[begin Record extracts]

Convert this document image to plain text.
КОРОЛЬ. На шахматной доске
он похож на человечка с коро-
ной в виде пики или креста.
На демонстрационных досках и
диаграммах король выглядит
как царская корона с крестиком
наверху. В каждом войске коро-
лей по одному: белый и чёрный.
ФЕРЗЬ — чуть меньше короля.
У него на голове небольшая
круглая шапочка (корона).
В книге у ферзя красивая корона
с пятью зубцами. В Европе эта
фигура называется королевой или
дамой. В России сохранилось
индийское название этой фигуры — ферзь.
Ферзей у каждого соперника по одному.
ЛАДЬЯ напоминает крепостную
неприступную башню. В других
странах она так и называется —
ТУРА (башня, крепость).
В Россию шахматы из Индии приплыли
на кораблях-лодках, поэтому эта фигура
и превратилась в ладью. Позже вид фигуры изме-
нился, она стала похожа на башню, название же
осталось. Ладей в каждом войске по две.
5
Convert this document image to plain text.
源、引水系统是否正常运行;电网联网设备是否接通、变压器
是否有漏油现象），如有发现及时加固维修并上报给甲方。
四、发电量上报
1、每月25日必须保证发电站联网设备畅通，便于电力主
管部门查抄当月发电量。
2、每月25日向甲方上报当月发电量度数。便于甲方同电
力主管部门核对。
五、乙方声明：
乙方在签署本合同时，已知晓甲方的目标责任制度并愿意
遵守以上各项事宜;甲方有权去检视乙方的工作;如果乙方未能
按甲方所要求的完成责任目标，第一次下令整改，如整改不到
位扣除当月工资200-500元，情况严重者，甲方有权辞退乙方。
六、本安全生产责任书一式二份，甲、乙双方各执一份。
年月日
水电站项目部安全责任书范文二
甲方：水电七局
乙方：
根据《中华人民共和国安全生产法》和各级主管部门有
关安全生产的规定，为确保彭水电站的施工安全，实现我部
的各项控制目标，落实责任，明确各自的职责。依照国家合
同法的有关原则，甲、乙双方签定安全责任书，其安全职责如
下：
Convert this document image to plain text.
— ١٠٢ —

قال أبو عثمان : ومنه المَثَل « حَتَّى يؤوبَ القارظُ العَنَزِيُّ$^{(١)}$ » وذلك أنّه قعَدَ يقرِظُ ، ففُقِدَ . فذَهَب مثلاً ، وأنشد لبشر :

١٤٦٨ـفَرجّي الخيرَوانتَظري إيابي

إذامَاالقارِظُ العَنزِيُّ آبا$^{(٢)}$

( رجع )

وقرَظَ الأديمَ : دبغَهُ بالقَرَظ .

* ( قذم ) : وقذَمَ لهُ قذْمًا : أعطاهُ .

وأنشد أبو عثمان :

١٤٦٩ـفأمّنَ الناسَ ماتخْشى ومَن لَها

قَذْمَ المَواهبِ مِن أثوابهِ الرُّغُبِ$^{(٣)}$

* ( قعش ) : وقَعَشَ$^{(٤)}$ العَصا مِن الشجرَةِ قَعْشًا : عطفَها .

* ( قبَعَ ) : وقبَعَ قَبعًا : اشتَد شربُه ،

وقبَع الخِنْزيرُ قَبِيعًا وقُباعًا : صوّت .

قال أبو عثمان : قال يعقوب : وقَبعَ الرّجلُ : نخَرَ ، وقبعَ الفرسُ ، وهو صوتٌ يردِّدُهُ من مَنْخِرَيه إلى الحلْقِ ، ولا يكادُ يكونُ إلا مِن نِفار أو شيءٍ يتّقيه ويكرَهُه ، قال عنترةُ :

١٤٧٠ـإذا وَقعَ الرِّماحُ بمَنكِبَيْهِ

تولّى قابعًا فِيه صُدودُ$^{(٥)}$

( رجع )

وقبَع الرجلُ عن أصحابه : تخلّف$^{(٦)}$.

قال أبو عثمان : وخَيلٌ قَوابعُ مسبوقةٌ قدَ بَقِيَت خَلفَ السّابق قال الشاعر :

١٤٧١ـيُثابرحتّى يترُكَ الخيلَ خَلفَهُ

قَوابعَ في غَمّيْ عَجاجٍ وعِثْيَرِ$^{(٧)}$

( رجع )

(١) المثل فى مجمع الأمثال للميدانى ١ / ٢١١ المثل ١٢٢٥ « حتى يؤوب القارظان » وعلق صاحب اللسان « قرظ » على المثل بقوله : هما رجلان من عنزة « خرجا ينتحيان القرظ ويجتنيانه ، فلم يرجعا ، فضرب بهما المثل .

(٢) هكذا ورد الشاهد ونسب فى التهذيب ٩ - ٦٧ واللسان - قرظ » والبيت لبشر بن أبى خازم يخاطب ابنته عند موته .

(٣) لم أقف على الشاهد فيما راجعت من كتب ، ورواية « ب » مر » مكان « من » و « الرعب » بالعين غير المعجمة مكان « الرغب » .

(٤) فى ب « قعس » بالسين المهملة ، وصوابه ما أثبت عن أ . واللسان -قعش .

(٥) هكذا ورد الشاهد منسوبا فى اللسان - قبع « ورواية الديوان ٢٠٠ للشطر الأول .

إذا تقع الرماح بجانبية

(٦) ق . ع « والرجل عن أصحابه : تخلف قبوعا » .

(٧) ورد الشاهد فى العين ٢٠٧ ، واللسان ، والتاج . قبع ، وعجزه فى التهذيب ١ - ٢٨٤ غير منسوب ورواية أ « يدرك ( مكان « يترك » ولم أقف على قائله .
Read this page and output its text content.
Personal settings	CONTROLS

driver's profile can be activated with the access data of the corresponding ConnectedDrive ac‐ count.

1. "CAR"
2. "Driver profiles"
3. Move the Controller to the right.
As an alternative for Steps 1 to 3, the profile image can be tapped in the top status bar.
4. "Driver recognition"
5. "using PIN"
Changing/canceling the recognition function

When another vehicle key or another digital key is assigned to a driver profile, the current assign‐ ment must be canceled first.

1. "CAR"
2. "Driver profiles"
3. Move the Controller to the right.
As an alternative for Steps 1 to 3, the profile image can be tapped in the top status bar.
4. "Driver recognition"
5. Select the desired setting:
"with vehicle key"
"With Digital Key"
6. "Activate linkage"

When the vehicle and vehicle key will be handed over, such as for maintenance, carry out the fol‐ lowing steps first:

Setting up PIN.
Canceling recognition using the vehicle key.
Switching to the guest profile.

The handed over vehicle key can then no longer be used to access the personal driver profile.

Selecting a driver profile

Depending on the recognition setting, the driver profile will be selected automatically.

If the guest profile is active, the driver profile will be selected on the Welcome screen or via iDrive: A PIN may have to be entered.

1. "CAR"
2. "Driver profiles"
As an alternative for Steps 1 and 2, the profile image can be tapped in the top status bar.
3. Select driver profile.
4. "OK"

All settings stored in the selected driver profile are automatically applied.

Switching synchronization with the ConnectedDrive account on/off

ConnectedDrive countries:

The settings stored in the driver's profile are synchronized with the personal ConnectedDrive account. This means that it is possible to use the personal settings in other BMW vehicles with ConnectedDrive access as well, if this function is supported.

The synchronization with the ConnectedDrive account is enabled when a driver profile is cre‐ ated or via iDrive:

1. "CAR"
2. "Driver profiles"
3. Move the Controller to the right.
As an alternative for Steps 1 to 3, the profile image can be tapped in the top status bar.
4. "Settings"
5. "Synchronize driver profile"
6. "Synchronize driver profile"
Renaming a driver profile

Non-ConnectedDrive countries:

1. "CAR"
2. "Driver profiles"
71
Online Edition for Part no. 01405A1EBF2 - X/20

[end Record extracts]

» **What the task requires**
Select the lines in this material that hold the word "recognition", leaving none out.

» **Result for this exercise**
4. "Driver recognition"
Changing/canceling the recognition function
4. "Driver recognition"
Canceling recognition using the vehicle key.
Depending on the recognition setting, the driver profile will be selected automatically.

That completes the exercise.